» Written task: Skip any picture you find and retype all the remaining lines exactly.

» Given records:

%%

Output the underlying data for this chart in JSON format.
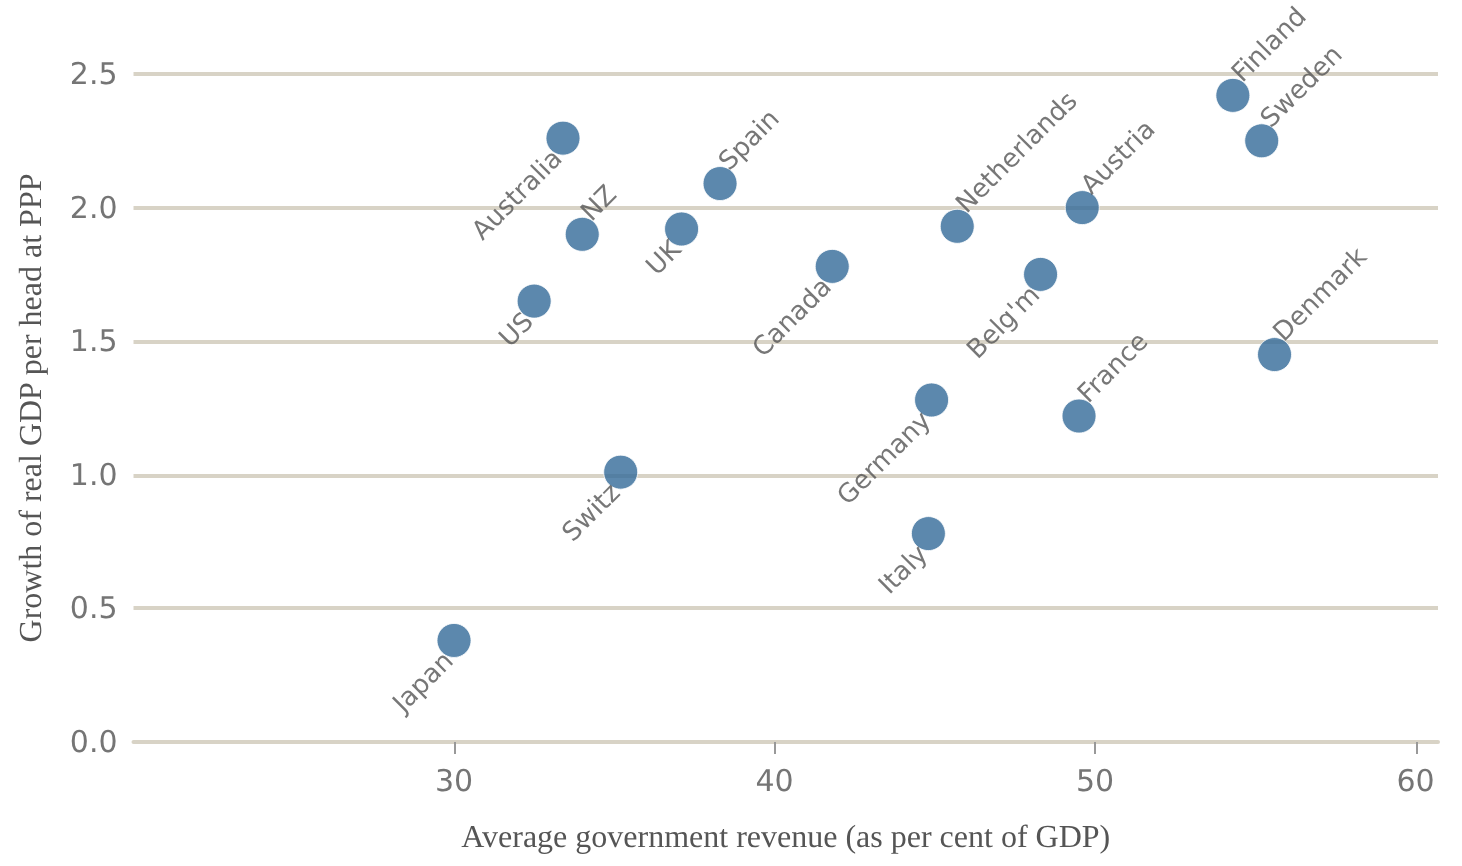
{
  "chart_data": {
    "type": "scatter",
    "xlabel": "Average government revenue (as per cent of GDP)",
    "ylabel": "Growth of real GDP per head at PPP",
    "x": [
      33.4,
      34.0,
      32.5,
      37.1,
      38.3,
      41.8,
      45.7,
      49.6,
      48.3,
      54.3,
      55.2,
      55.6,
      49.5,
      44.9,
      44.8,
      35.2,
      30.0
    ],
    "series": [
      {
        "color": "#336a98",
        "values": [
          2.26,
          1.9,
          1.65,
          1.92,
          2.09,
          1.78,
          1.93,
          2.0,
          1.75,
          2.42,
          2.25,
          1.45,
          1.22,
          1.28,
          0.78,
          1.01,
          0.38
        ]
      }
    ],
    "annotations": [
      {
        "text": "Australia",
        "x": 33.4,
        "y": 2.26
      },
      {
        "text": "NZ",
        "x": 34.0,
        "y": 1.9
      },
      {
        "text": "US",
        "x": 32.5,
        "y": 1.65
      },
      {
        "text": "UK",
        "x": 37.1,
        "y": 1.92
      },
      {
        "text": "Spain",
        "x": 38.3,
        "y": 2.09
      },
      {
        "text": "Canada",
        "x": 41.8,
        "y": 1.78
      },
      {
        "text": "Netherlands",
        "x": 45.7,
        "y": 1.93
      },
      {
        "text": "Austria",
        "x": 49.6,
        "y": 2.0
      },
      {
        "text": "Belg'm",
        "x": 48.3,
        "y": 1.75
      },
      {
        "text": "Finland",
        "x": 54.3,
        "y": 2.42
      },
      {
        "text": "Sweden",
        "x": 55.2,
        "y": 2.25
      },
      {
        "text": "Denmark",
        "x": 55.6,
        "y": 1.45
      },
      {
        "text": "France",
        "x": 49.5,
        "y": 1.22
      },
      {
        "text": "Germany",
        "x": 44.9,
        "y": 1.28
      },
      {
        "text": "Italy",
        "x": 44.8,
        "y": 0.78
      },
      {
        "text": "Switz",
        "x": 35.2,
        "y": 1.01
      },
      {
        "text": "Japan",
        "x": 30.0,
        "y": 0.38
      }
    ],
    "xlim": [
      20,
      60.7
    ],
    "xticks": [
      30,
      40,
      50,
      60
    ],
    "ylim": [
      0,
      2.5
    ],
    "yticks": [
      {
        "value": 0,
        "label": "0.0"
      },
      0.5,
      {
        "value": 1,
        "label": "1.0"
      },
      1.5,
      {
        "value": 2,
        "label": "2.0"
      },
      2.5
    ],
    "grid": "y",
    "marker": "circle"
  }
}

%%

» Expected output:
Output the underlying data for this chart in JSON format.
{
  "chart_data": {
    "type": "scatter",
    "xlabel": "Average government revenue (as per cent of GDP)",
    "ylabel": "Growth of real GDP per head at PPP",
    "x": [
      33.4,
      34.0,
      32.5,
      37.1,
      38.3,
      41.8,
      45.7,
      49.6,
      48.3,
      54.3,
      55.2,
      55.6,
      49.5,
      44.9,
      44.8,
      35.2,
      30.0
    ],
    "series": [
      {
        "color": "#336a98",
        "values": [
          2.26,
          1.9,
          1.65,
          1.92,
          2.09,
          1.78,
          1.93,
          2.0,
          1.75,
          2.42,
          2.25,
          1.45,
          1.22,
          1.28,
          0.78,
          1.01,
          0.38
        ]
      }
    ],
    "annotations": [
      {
        "text": "Australia",
        "x": 33.4,
        "y": 2.26
      },
      {
        "text": "NZ",
        "x": 34.0,
        "y": 1.9
      },
      {
        "text": "US",
        "x": 32.5,
        "y": 1.65
      },
      {
        "text": "UK",
        "x": 37.1,
        "y": 1.92
      },
      {
        "text": "Spain",
        "x": 38.3,
        "y": 2.09
      },
      {
        "text": "Canada",
        "x": 41.8,
        "y": 1.78
      },
      {
        "text": "Netherlands",
        "x": 45.7,
        "y": 1.93
      },
      {
        "text": "Austria",
        "x": 49.6,
        "y": 2.0
      },
      {
        "text": "Belg'm",
        "x": 48.3,
        "y": 1.75
      },
      {
        "text": "Finland",
        "x": 54.3,
        "y": 2.42
      },
      {
        "text": "Sweden",
        "x": 55.2,
        "y": 2.25
      },
      {
        "text": "Denmark",
        "x": 55.6,
        "y": 1.45
      },
      {
        "text": "France",
        "x": 49.5,
        "y": 1.22
      },
      {
        "text": "Germany",
        "x": 44.9,
        "y": 1.28
      },
      {
        "text": "Italy",
        "x": 44.8,
        "y": 0.78
      },
      {
        "text": "Switz",
        "x": 35.2,
        "y": 1.01
      },
      {
        "text": "Japan",
        "x": 30.0,
        "y": 0.38
      }
    ],
    "xlim": [
      20,
      60.7
    ],
    "xticks": [
      30,
      40,
      50,
      60
    ],
    "ylim": [
      0,
      2.5
    ],
    "yticks": [
      {
        "value": 0,
        "label": "0.0"
      },
      0.5,
      {
        "value": 1,
        "label": "1.0"
      },
      1.5,
      {
        "value": 2,
        "label": "2.0"
      },
      2.5
    ],
    "grid": "y",
    "marker": "circle"
  }
}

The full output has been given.